--- Information provided ---
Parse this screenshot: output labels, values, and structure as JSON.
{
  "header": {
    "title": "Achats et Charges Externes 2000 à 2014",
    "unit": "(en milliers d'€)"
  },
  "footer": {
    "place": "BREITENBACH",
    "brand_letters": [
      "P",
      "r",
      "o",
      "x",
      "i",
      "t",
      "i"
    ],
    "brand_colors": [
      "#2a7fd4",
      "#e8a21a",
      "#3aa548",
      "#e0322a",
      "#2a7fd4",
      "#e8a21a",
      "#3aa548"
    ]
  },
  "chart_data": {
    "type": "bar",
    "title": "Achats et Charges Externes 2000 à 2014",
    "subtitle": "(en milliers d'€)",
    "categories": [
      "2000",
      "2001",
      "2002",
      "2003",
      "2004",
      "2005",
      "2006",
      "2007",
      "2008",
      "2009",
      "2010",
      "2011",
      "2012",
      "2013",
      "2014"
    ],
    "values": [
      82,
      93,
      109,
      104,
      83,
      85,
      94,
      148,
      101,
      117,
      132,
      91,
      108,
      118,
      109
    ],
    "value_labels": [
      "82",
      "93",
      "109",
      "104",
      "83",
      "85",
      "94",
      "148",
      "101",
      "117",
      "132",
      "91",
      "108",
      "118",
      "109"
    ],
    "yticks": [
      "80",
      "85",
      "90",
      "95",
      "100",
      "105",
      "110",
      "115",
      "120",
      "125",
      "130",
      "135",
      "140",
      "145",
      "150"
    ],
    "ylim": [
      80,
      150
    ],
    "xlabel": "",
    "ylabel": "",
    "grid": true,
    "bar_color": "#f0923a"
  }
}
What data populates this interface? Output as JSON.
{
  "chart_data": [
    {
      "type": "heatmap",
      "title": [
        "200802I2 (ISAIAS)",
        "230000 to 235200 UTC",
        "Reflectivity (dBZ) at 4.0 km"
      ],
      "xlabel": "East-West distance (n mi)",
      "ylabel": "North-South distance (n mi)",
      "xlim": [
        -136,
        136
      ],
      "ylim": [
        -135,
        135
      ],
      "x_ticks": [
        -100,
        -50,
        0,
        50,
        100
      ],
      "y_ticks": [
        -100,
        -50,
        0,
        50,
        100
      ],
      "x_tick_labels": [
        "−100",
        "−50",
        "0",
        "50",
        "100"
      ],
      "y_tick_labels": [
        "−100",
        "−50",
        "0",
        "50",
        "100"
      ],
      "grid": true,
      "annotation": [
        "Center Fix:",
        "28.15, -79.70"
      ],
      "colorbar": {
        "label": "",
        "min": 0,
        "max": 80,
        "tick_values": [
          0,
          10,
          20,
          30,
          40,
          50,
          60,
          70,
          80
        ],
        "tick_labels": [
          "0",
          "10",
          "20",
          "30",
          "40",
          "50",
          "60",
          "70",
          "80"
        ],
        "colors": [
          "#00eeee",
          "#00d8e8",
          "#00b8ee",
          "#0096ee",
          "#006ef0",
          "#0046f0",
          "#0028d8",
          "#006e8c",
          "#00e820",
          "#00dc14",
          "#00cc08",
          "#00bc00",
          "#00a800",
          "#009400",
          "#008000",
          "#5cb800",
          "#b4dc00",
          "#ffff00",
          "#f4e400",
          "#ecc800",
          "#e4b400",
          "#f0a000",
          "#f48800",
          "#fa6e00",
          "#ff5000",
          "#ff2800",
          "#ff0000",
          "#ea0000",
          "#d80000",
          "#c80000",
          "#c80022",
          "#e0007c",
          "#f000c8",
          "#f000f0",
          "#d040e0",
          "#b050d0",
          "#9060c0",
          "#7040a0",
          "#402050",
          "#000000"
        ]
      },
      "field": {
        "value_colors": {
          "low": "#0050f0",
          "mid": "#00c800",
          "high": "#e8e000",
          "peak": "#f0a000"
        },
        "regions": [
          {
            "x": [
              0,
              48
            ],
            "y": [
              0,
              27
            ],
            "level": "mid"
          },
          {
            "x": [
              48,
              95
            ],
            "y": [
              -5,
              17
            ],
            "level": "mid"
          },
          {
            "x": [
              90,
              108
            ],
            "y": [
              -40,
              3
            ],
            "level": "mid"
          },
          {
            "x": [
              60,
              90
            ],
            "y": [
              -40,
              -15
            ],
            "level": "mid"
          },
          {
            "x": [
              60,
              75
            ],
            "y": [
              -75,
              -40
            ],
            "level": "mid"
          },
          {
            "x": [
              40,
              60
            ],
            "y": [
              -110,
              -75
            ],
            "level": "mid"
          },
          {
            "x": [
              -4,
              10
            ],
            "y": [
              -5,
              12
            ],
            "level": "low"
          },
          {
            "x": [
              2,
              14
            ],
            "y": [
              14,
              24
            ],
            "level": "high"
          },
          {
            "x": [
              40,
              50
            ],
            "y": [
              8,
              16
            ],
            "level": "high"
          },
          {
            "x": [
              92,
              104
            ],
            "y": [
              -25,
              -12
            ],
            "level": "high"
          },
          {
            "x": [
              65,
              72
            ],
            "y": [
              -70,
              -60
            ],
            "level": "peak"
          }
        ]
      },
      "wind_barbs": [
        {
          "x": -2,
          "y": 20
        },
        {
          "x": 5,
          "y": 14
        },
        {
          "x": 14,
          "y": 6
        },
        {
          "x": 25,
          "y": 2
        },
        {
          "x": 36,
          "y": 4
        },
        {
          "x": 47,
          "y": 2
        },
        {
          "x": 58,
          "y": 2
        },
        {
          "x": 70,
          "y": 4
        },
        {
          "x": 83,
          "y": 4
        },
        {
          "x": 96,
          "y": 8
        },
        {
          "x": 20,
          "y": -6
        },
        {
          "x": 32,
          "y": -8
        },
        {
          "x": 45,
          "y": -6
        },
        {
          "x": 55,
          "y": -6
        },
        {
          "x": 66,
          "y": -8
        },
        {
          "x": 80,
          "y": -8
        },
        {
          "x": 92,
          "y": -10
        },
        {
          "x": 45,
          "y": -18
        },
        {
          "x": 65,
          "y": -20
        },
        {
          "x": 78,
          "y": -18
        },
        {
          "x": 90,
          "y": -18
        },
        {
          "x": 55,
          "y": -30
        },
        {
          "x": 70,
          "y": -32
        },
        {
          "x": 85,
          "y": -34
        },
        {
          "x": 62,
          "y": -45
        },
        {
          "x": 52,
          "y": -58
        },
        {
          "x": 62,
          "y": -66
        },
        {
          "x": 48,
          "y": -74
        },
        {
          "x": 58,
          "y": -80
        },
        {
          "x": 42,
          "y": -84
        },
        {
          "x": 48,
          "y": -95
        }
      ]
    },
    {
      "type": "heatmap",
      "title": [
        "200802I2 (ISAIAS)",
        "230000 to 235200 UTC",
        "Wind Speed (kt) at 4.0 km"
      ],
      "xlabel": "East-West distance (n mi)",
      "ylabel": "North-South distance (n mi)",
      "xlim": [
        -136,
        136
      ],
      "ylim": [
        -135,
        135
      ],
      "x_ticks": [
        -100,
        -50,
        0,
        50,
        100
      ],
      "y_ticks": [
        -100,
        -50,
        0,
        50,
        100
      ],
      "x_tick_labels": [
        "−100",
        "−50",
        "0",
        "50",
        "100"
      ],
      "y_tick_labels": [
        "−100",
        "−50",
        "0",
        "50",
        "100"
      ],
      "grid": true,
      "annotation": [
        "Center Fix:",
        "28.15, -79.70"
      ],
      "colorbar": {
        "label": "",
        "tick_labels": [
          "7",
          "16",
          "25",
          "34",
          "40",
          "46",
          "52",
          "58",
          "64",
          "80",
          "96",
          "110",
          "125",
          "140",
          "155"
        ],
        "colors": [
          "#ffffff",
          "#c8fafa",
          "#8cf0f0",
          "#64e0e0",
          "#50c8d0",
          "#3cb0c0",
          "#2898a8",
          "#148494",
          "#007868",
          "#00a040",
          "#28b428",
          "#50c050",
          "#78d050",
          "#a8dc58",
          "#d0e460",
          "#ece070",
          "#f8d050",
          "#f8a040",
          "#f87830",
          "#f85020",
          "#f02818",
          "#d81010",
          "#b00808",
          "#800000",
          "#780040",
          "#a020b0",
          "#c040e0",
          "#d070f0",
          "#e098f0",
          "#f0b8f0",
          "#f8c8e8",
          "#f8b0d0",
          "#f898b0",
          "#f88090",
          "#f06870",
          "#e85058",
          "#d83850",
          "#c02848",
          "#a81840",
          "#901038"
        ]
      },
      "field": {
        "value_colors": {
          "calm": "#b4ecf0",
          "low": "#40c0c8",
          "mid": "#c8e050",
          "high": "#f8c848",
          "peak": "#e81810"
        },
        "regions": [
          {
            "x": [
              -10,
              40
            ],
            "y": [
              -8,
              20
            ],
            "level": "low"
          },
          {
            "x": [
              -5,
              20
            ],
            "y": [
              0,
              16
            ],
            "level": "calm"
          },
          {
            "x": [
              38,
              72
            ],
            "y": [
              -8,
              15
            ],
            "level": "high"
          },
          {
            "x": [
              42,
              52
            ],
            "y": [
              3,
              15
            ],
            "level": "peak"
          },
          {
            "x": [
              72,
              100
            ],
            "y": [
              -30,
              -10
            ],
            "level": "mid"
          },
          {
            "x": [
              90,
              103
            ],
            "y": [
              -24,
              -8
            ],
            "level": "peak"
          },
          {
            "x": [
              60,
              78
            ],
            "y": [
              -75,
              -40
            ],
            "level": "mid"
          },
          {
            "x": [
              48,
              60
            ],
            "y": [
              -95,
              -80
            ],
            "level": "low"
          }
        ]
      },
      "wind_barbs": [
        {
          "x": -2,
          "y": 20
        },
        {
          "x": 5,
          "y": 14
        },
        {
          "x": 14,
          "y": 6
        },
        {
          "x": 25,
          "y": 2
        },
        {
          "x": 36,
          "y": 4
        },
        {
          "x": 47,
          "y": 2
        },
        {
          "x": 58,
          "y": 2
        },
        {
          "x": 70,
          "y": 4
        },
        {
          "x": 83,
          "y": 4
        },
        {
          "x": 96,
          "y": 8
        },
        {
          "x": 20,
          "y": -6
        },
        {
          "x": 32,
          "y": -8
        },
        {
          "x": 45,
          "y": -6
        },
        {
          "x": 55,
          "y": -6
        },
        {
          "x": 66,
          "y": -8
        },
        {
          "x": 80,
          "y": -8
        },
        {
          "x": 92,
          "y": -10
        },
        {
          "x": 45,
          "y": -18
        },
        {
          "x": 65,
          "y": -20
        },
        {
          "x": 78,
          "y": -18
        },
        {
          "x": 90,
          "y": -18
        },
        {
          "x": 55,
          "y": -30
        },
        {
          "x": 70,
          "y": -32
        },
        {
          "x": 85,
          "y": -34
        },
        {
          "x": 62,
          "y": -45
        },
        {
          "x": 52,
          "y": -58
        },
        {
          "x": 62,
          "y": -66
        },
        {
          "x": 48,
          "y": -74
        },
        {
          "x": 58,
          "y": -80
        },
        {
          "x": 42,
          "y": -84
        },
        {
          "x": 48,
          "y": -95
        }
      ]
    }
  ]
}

--- Work to be completed ---
Read the data above and pull out each line that holds the string "milliers".

--- Correct output ---
    "unit": "(en milliers d'€)"
    "subtitle": "(en milliers d'€)",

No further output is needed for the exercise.